**TO BE DONE**. From the listing below, return each line that includes "adopted".
+++ MATERIAL PROVIDED +++
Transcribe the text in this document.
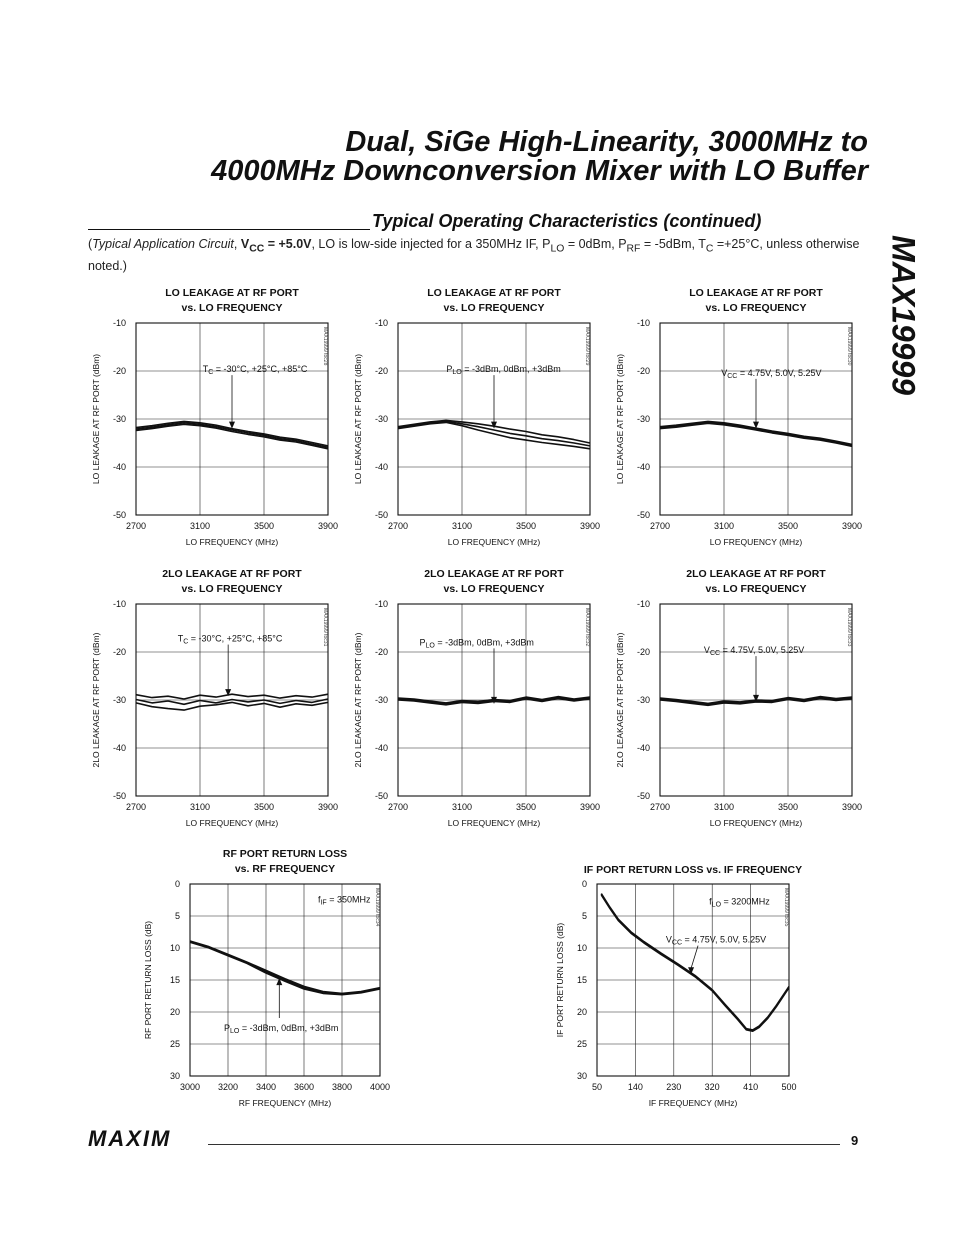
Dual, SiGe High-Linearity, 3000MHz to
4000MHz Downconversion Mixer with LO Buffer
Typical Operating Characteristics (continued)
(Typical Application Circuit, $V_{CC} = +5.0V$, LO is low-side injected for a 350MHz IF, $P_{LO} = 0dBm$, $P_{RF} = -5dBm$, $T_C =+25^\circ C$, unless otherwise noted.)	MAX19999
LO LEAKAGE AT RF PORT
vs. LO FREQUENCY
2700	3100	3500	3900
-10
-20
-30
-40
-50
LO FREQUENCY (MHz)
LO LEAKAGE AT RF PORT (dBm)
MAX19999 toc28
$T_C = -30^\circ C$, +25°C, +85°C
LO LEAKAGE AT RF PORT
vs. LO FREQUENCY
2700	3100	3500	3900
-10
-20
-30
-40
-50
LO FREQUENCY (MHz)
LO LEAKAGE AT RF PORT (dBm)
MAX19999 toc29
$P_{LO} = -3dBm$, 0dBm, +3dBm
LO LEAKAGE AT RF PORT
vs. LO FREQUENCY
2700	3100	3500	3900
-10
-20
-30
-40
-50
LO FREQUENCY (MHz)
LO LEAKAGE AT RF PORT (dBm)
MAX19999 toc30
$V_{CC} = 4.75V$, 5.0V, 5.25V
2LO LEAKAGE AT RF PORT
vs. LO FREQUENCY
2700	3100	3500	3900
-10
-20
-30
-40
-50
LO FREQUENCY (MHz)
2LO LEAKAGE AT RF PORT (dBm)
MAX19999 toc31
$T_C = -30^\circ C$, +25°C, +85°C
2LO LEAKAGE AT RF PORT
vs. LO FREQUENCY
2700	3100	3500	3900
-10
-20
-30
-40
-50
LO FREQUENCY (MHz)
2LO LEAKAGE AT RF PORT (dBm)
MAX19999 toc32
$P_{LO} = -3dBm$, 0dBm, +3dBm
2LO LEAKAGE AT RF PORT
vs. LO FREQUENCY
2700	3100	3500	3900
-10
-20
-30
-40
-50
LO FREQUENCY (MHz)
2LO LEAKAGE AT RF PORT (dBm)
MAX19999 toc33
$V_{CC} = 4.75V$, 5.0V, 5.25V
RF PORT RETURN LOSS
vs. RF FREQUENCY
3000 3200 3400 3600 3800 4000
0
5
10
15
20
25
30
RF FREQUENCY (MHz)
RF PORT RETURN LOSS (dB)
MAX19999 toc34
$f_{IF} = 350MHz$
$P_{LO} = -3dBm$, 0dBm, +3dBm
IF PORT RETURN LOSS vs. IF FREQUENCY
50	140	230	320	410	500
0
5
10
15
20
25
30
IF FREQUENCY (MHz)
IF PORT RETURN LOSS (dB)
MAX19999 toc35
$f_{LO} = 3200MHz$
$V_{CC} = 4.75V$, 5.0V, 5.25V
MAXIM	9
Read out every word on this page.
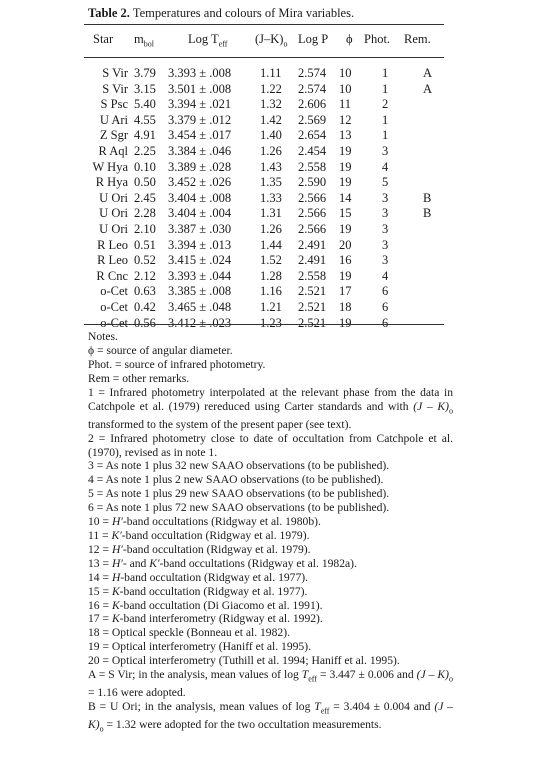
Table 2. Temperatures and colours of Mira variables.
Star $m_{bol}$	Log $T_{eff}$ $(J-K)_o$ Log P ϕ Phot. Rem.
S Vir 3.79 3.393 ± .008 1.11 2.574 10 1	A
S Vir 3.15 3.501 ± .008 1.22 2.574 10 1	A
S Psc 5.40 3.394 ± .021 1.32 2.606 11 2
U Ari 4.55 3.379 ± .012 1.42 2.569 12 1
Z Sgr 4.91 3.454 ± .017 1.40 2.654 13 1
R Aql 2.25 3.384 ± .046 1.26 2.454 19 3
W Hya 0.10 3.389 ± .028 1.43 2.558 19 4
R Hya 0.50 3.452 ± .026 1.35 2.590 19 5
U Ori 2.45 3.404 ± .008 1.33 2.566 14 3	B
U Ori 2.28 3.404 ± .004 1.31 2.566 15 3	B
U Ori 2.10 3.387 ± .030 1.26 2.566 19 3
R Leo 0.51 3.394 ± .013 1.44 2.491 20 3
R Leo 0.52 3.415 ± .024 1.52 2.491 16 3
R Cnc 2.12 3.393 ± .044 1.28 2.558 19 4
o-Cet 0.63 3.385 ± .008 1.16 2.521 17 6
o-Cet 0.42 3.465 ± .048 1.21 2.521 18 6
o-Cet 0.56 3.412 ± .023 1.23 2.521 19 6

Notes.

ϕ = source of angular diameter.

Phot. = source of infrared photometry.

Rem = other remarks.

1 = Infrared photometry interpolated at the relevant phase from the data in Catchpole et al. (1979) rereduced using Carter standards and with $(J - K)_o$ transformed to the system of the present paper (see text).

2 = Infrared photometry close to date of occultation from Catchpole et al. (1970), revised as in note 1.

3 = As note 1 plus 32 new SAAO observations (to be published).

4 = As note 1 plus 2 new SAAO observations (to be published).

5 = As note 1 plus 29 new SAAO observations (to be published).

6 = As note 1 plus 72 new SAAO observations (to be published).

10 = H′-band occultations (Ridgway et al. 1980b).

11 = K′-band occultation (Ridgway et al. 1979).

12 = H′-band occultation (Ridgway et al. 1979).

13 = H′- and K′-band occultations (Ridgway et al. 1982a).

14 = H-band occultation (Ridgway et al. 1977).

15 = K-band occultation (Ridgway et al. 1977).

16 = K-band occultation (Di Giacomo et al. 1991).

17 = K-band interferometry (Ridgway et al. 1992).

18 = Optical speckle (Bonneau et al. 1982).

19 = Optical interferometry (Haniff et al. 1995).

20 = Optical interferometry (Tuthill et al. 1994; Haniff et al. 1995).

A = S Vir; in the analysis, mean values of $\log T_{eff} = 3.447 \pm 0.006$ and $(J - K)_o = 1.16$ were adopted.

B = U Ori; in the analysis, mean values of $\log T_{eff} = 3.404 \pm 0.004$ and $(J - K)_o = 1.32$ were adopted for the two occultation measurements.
+++
**FINAL ANSWER**.
A = S Vir; in the analysis, mean values of $\log T_{eff} = 3.447 \pm 0.006$ and $(J - K)_o = 1.16$ were adopted.
B = U Ori; in the analysis, mean values of $\log T_{eff} = 3.404 \pm 0.004$ and $(J - K)_o = 1.32$ were adopted for the two occultation measurements.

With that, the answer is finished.